Work required – Filter the entries below, keeping every line that has the word "человек".

Supplied information –
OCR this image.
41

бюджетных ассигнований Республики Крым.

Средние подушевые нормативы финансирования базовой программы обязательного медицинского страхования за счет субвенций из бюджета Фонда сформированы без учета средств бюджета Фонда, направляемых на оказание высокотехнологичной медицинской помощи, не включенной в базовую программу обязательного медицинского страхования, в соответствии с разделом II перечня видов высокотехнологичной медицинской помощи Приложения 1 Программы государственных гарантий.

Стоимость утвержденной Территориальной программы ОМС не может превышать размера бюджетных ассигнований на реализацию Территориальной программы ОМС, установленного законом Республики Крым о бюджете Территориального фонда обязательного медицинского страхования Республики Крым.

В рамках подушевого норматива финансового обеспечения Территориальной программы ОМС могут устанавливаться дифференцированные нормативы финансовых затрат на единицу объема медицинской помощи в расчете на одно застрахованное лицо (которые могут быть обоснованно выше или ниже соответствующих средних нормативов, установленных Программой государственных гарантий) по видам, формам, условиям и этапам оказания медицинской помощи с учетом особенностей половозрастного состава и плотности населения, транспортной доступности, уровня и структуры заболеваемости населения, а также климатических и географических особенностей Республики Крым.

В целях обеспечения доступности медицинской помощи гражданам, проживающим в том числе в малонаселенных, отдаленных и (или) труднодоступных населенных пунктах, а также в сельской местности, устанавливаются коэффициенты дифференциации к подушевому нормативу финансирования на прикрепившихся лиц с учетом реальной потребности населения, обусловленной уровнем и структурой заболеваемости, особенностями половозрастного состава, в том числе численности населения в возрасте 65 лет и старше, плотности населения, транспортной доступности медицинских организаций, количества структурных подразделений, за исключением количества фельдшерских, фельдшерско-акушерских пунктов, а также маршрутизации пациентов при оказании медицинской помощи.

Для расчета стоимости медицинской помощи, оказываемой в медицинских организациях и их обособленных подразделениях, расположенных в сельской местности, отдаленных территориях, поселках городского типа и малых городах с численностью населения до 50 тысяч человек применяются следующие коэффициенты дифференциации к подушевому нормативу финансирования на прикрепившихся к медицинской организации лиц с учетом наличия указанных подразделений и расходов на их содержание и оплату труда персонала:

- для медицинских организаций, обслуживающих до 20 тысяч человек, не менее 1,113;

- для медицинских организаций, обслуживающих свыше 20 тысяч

* * *

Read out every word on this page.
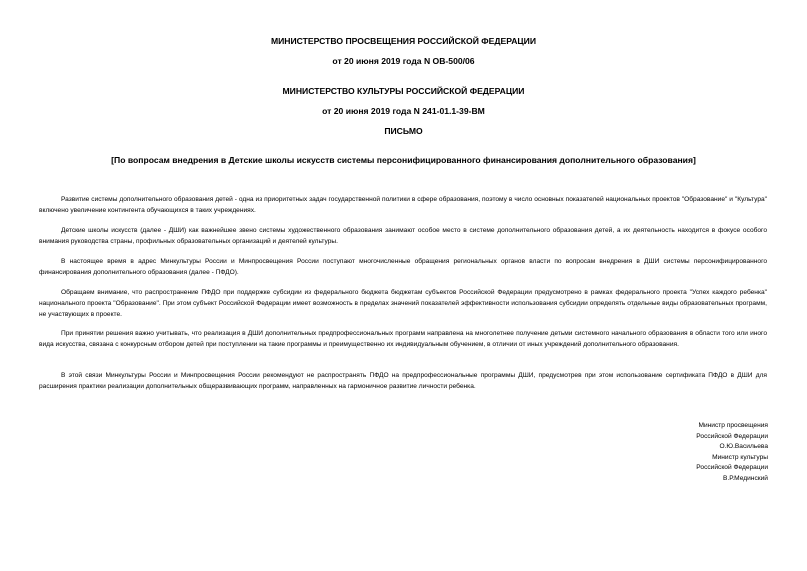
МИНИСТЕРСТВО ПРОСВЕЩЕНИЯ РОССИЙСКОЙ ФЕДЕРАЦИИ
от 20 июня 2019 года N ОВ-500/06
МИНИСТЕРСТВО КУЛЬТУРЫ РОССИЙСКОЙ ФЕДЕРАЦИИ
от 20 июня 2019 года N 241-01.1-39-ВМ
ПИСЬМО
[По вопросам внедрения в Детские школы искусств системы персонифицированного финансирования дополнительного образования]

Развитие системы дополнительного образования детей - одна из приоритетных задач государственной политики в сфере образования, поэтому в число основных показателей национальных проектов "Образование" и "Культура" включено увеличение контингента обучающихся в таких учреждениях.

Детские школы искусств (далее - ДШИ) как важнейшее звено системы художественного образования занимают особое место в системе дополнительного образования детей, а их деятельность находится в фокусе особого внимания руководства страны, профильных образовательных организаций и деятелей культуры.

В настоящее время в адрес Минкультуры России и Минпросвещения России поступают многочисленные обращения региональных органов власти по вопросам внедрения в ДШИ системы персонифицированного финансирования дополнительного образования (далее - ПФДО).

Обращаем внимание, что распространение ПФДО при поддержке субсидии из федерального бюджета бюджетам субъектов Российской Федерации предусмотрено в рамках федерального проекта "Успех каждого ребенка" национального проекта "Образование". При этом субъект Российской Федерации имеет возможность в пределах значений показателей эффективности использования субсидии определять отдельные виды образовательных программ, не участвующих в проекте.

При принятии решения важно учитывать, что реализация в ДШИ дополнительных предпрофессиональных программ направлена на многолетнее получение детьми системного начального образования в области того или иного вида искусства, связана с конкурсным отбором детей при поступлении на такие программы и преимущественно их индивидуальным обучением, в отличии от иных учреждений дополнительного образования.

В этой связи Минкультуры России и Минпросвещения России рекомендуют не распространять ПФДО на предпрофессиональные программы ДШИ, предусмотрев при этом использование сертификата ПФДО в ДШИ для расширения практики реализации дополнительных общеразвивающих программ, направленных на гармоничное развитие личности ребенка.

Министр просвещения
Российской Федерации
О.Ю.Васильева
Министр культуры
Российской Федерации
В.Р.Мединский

* * *

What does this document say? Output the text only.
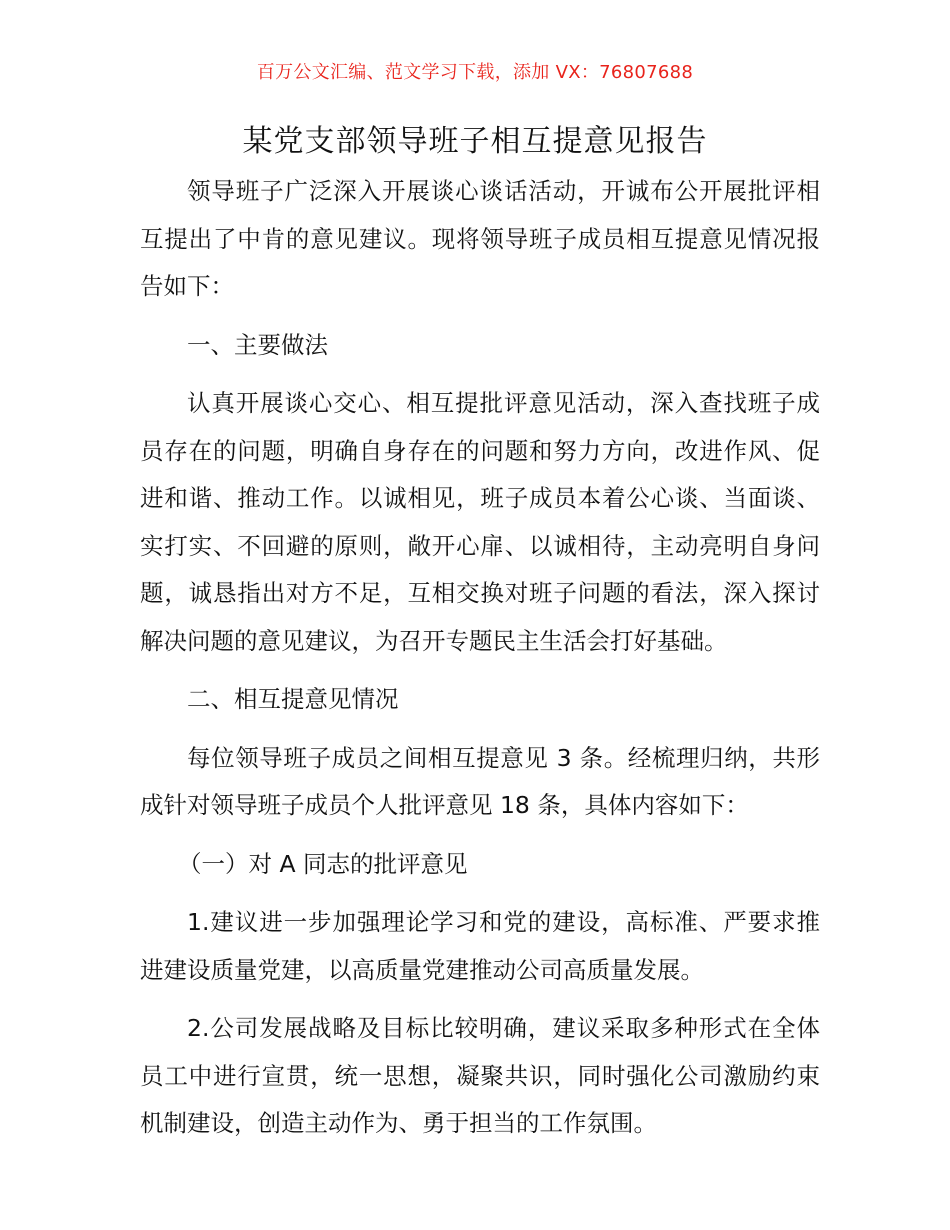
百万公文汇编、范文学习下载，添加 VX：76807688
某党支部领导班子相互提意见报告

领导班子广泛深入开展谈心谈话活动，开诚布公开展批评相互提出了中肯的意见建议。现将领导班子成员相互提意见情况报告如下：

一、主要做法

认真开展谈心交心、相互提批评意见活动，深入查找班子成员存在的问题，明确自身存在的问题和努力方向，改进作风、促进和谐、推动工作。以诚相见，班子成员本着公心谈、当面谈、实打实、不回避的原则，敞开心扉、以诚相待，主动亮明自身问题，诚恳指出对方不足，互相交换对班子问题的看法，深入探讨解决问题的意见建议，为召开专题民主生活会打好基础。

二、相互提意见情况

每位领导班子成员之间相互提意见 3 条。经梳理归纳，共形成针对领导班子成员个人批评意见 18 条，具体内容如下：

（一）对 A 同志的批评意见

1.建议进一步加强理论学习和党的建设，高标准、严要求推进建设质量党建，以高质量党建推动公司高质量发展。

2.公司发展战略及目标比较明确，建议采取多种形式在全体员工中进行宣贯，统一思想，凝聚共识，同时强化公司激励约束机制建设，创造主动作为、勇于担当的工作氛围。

Output for this task –
Для расчета стоимости медицинской помощи, оказываемой в медицинских организациях и их обособленных подразделениях, расположенных в сельской местности, отдаленных территориях, поселках городского типа и малых городах с численностью населения до 50 тысяч человек применяются следующие коэффициенты дифференциации к подушевому нормативу финансирования на прикрепившихся к медицинской организации лиц с учетом наличия указанных подразделений и расходов на их содержание и оплату труда персонала:
- для медицинских организаций, обслуживающих до 20 тысяч человек, не менее 1,113;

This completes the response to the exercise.